WHAT TO WORK ON:
Repeat every line of the data exactly, but not the pictures.
## start TASK INPUTS
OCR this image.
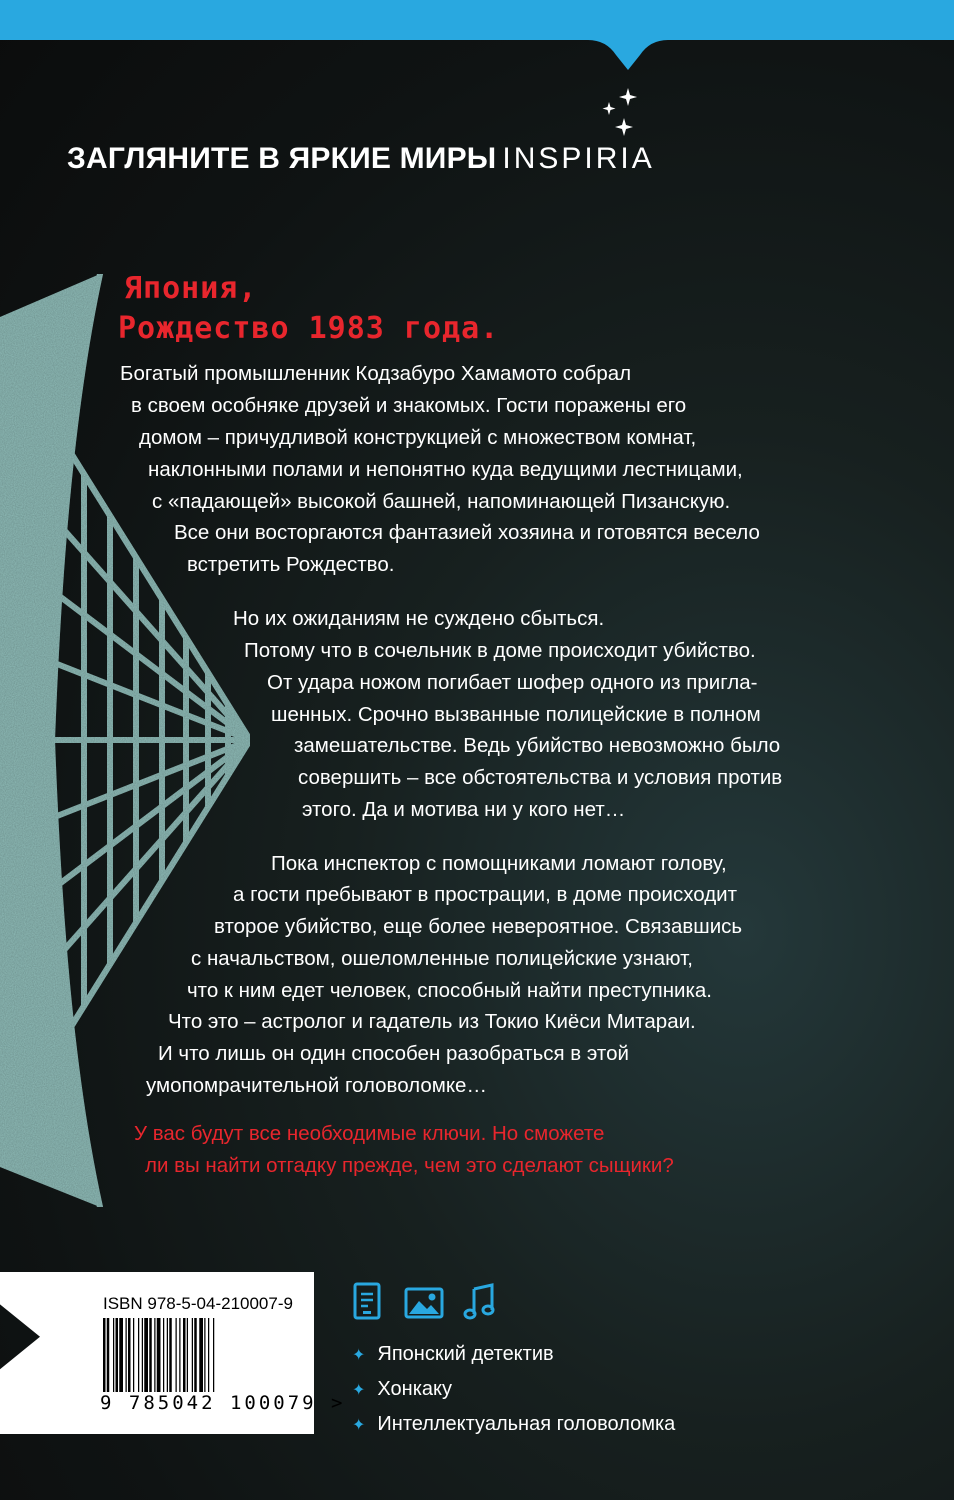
ЗАГЛЯНИТЕ В ЯРКИЕ МИРЫ INSPIRIA

Япония,

Рождество 1983 года.

Богатый промышленник Кодзабуро Хамамото собрал

в своем особняке друзей и знакомых. Гости поражены его

домом – причудливой конструкцией с множеством комнат,

наклонными полами и непонятно куда ведущими лестницами,

с «падающей» высокой башней, напоминающей Пизанскую.

Все они восторгаются фантазией хозяина и готовятся весело

встретить Рождество.

Но их ожиданиям не суждено сбыться.

Потому что в сочельник в доме происходит убийство.

От удара ножом погибает шофер одного из пригла-

шенных. Срочно вызванные полицейские в полном

замешательстве. Ведь убийство невозможно было

совершить – все обстоятельства и условия против

этого. Да и мотива ни у кого нет…

Пока инспектор с помощниками ломают голову,

а гости пребывают в прострации, в доме происходит

второе убийство, еще более невероятное. Связавшись

с начальством, ошеломленные полицейские узнают,

что к ним едет человек, способный найти преступника.

Что это – астролог и гадатель из Токио Киёси Митараи.

И что лишь он один способен разобраться в этой

умопомрачительной головоломке…

У вас будут все необходимые ключи. Но сможете

ли вы найти отгадку прежде, чем это сделают сыщики?

ISBN 978-5-04-210007-9

9 785042 100079 >

✦ Японский детектив

✦ Хонкаку

✦ Интеллектуальная головоломка
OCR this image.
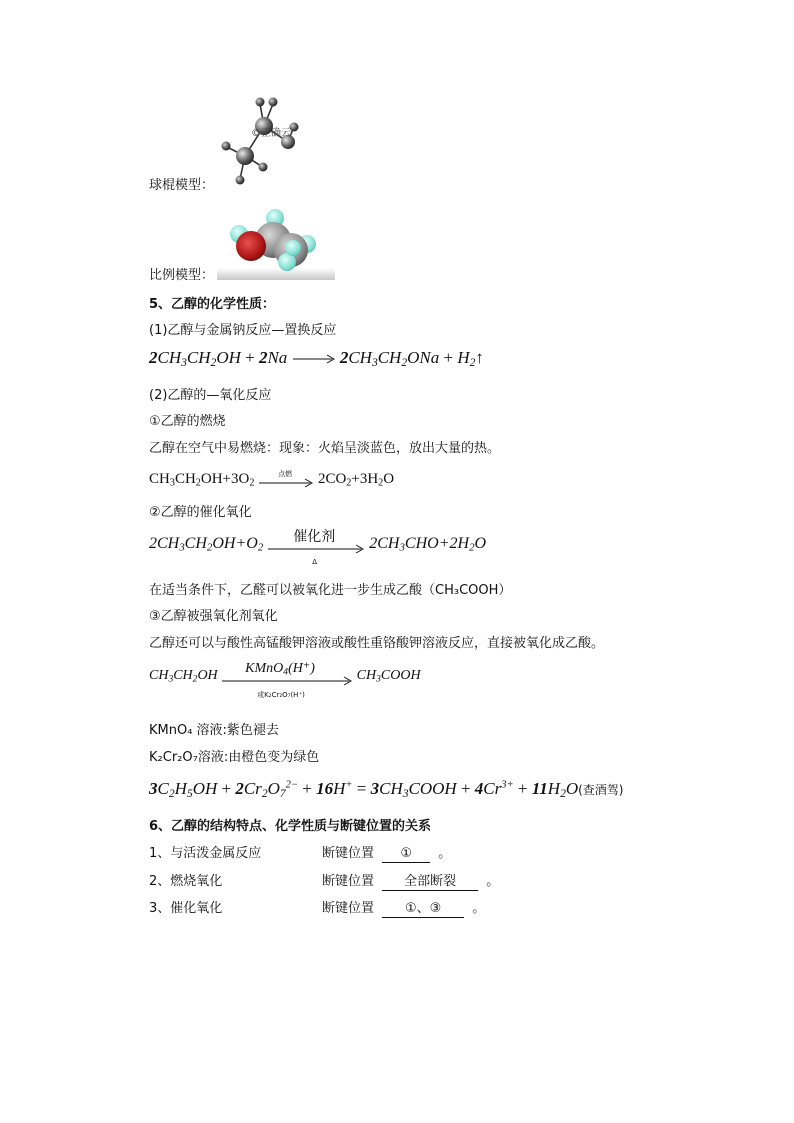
©正确云
球棍模型：
比例模型：
5、乙醇的化学性质：
(1)乙醇与金属钠反应—置换反应
$2CH_3CH_2OH + 2Na \to 2CH_3CH_2ONa$ + $H_2↑$
(2)乙醇的—氧化反应
①乙醇的燃烧
乙醇在空气中易燃烧：现象：火焰呈淡蓝色，放出大量的热。
$CH_3CH_2OH+3O_2$
点燃 $2CO_2+3H_2O$
②乙醇的催化氧化
$2CH_3CH_2OH+O_2$
催化剂
Δ
$2CH_3CHO+2H_2O$
在适当条件下，乙醛可以被氧化进一步生成乙酸（CH₃COOH）
③乙醇被强氧化剂氧化
乙醇还可以与酸性高锰酸钾溶液或酸性重铬酸钾溶液反应，直接被氧化成乙酸。
$CH_3CH_2OH$ KMnO$_4$(H⁺)
或K₂Cr₂O₇(H⁺)
$CH_3COOH$
KMnO₄ 溶液:紫色褪去
K₂Cr₂O₇溶液:由橙色变为绿色
$3C_2H_5OH + 2Cr_2O_7^{2-} + 16H^+$ = $3CH_3COOH + 4Cr^{3+} + 11H_2O$(查酒驾)
6、乙醇的结构特点、化学性质与断键位置的关系
1、与活泼金属反应	断键位置 ① 。
2、燃烧氧化	断键位置 全部断裂 。
3、催化氧化	断键位置 ①、③ 。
## end TASK INPUTS
FINAL RESULT:
OCR this image.
ЗАГЛЯНИТЕ В ЯРКИЕ МИРЫ INSPIRIA

Япония,

Рождество 1983 года.

Богатый промышленник Кодзабуро Хамамото собрал

в своем особняке друзей и знакомых. Гости поражены его

домом – причудливой конструкцией с множеством комнат,

наклонными полами и непонятно куда ведущими лестницами,

с «падающей» высокой башней, напоминающей Пизанскую.

Все они восторгаются фантазией хозяина и готовятся весело

встретить Рождество.

Но их ожиданиям не суждено сбыться.

Потому что в сочельник в доме происходит убийство.

От удара ножом погибает шофер одного из пригла-

шенных. Срочно вызванные полицейские в полном

замешательстве. Ведь убийство невозможно было

совершить – все обстоятельства и условия против

этого. Да и мотива ни у кого нет…

Пока инспектор с помощниками ломают голову,

а гости пребывают в прострации, в доме происходит

второе убийство, еще более невероятное. Связавшись

с начальством, ошеломленные полицейские узнают,

что к ним едет человек, способный найти преступника.

Что это – астролог и гадатель из Токио Киёси Митараи.

И что лишь он один способен разобраться в этой

умопомрачительной головоломке…

У вас будут все необходимые ключи. Но сможете

ли вы найти отгадку прежде, чем это сделают сыщики?

ISBN 978-5-04-210007-9

9 785042 100079 >

✦ Японский детектив

✦ Хонкаку

✦ Интеллектуальная головоломка
OCR this image.
©正确云
球棍模型：
比例模型：
5、乙醇的化学性质：
(1)乙醇与金属钠反应—置换反应
$2CH_3CH_2OH + 2Na \to 2CH_3CH_2ONa$ + $H_2↑$
(2)乙醇的—氧化反应
①乙醇的燃烧
乙醇在空气中易燃烧：现象：火焰呈淡蓝色，放出大量的热。
$CH_3CH_2OH+3O_2$
点燃 $2CO_2+3H_2O$
②乙醇的催化氧化
$2CH_3CH_2OH+O_2$
催化剂
Δ
$2CH_3CHO+2H_2O$
在适当条件下，乙醛可以被氧化进一步生成乙酸（CH₃COOH）
③乙醇被强氧化剂氧化
乙醇还可以与酸性高锰酸钾溶液或酸性重铬酸钾溶液反应，直接被氧化成乙酸。
$CH_3CH_2OH$ KMnO$_4$(H⁺)
或K₂Cr₂O₇(H⁺)
$CH_3COOH$
KMnO₄ 溶液:紫色褪去
K₂Cr₂O₇溶液:由橙色变为绿色
$3C_2H_5OH + 2Cr_2O_7^{2-} + 16H^+$ = $3CH_3COOH + 4Cr^{3+} + 11H_2O$(查酒驾)
6、乙醇的结构特点、化学性质与断键位置的关系
1、与活泼金属反应	断键位置 ① 。
2、燃烧氧化	断键位置 全部断裂 。
3、催化氧化	断键位置 ①、③ 。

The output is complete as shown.